• [PROBLEM REQUIREMENTS]: Of the lines in the entries, how many hold the word "megfelelő"? Give that number alone.

• [DATA SHOWN]:
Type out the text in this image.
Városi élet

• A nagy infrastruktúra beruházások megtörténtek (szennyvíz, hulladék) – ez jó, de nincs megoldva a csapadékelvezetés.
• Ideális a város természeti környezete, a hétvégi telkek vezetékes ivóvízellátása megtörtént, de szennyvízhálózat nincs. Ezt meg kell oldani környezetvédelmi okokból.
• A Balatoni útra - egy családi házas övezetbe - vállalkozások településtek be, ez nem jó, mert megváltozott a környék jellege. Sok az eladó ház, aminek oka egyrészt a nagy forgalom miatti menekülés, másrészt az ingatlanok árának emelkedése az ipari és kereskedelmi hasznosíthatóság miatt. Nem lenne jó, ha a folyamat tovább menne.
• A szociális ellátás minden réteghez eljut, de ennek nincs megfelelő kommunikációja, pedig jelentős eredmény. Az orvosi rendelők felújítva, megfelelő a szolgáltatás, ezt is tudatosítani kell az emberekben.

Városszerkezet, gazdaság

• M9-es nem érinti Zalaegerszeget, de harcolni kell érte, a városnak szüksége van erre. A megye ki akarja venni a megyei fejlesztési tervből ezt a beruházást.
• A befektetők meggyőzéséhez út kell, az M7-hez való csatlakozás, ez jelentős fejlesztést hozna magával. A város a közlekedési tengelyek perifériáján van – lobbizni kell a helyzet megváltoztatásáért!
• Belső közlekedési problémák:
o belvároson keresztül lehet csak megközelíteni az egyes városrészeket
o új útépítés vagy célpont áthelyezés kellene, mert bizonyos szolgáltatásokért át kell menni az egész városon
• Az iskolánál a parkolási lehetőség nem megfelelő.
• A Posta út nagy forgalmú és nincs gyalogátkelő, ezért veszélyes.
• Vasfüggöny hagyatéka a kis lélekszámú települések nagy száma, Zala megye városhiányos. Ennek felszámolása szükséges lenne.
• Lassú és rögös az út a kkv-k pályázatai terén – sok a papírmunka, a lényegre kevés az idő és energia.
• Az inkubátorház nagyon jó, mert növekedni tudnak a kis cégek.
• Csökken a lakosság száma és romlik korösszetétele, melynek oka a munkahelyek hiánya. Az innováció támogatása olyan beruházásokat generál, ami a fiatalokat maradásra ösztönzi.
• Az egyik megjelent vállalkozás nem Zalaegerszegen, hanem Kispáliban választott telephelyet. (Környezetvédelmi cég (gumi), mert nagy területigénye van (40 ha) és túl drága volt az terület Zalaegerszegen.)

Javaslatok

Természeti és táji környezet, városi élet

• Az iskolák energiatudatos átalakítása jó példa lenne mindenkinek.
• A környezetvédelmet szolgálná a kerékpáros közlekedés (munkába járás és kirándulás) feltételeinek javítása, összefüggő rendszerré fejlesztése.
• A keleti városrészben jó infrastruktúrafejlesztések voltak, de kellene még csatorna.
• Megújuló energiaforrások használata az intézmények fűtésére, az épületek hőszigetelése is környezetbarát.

• [RESPONSE]: 2